■ **Testo fornito**:
╔══

VII CONSIGLIO PLENARIO DEI FRATI MINORI CAPPUCCINI

PERIFERIE LUOGO DI ITINERANZA

 

La riunione del consiglio plenario è stata preparata con il coinvolgimento dei vari livelli di fraternità e da due convegni. Occorreva contestualizzare la minorità e l’itineranza nel mondo contemporaneo. I lavori sono terminati con 50 propositiones.

 

La riscoperta della minorità e dell’itineranza ha costituito il tema e il filo conduttore dei lavori del VII consiglio plenario dell’ordine (CPO) dei frati minori cappuccini, che si è tenuto ad Assisi dall’1 al 27 marzo scorso con la partecipazione di 41 delegati delle conferenze di circoscrizioni in cui si articola la presenza dell’ordine nelle varie parti del mondo, nonché del ministro generale e dei consiglieri generali. Le costituzioni cappuccine (n. 123) affidano al CPO gli scopi di esprimere il rapporto vitale tra l’intera fraternità e il suo governo centrale, di promuovere la coscienza di tutti i frati alla corresponsabilità e alla collaborazione, di favorire l’unità e la comunione dell’ordine nella pluriformità.

La necessità di un recupero della dimensione minoritica e itinerante nella fraternità cappuccina nasce dal desiderio di tornare all’ispirazione originaria di Francesco d’Assisi, a fronte di una società nella quale sono meccanismi endemici la corsa al potere e lo sfruttamento dell’altro. Come ha affermato il grande esperto del movimento francescano, fra Lazaro Iriarte, la minorità è stata «la parte umanamente meno gradita dell’eredità lasciata da Francesco d’Assisi, la prima a essere dimenticata, sebbene fosse tanto intelligibile e così poco esposta a complicazioni giuridiche. Tutta la complessa problematica che si sviluppò attorno alla povertà nella fraternità dopo la morte del fondatore, tutte le lotte interne e gli atteggiamenti esterni, ben poco evangelici, dipesero dall’impegno impossibile da parte dei figli di san Francesco di voler essere poveri senza avere il coraggio di continuare a essere “minori”». Per altro verso, l’itineranza è venuta meno a fronte della conventualizzazione e della clericalizzazione dell’ordine.

Il cammino di preparazione al CPO si è svolto attraverso il coinvolgimento dei vari livelli della fraternità, sollecitati mediante appositi questionari destinati ai consigli provinciali, ai capitoli locali e ai singoli frati. L’Istituto francescano di spiritualità presso l’ateneo Antonianum ha inoltre organizzato due convegni: Minores et subditi omnibus nel 2002 e Pellegrini e forestieri nel 2003. Tali incontri hanno avuto per scopo di contestualizzare la minorità e l’itineranza nel mondo contemporaneo a partire dalle radici ispirative in san Francesco e nella prassi degli iniziatori della riforma cappuccina. Il ministro generale, fra John Corriveau, ha dedicato alla tematiche due lettere circolari: Quell’eccessivo amore

(n. 20) e Il coraggio di essere minori (n. 21).

╚══

■ **Dati forniti**:

╔══

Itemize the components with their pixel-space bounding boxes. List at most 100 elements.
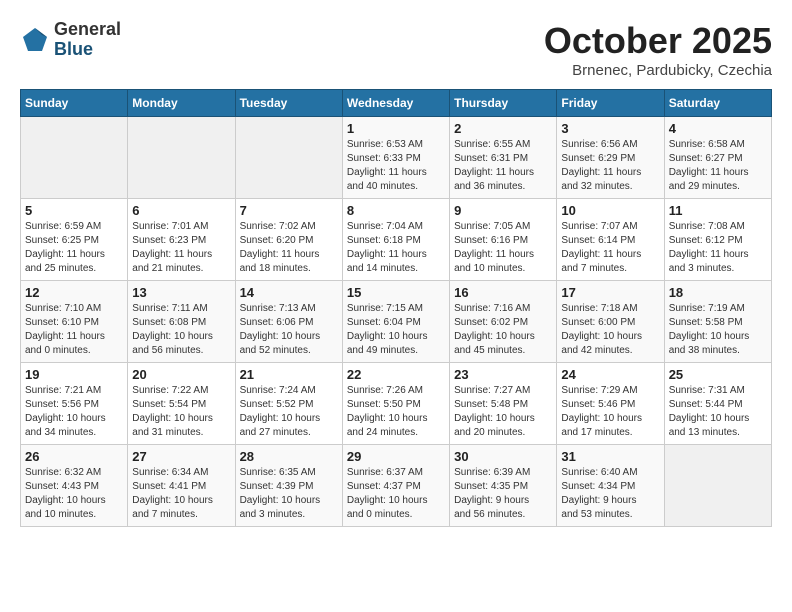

╚══

■ **Esercizio breve A**: Nel testo sul VII consiglio plenario dei cappuccini, quali scopi affidano al CPO le costituzioni cappuccine? Elencali tutti.
■ **Esercizio breve B**: Trascrivi dal testo sul VII consiglio plenario il passo che comincia con "PERIFERIE LUOGO DI" e prosegue fino a "con 50 propositiones.".

■ **Risposta scritta A**:
- Esprimere il rapporto vitale tra l'intera fraternità e il suo governo centrale
- Promuovere la coscienza di tutti i frati alla corresponsabilità e alla collaborazione
- Favorire l'unità e la comunione dell'ordine nella pluriformità

■ **Risposta scritta B**:
PERIFERIE LUOGO DI ITINERANZA

 

La riunione del consiglio plenario è stata preparata con il coinvolgimento dei vari livelli di fraternità e da due convegni. Occorreva contestualizzare la minorità e l’itineranza nel mondo contemporaneo. I lavori sono terminati con 50 propositiones.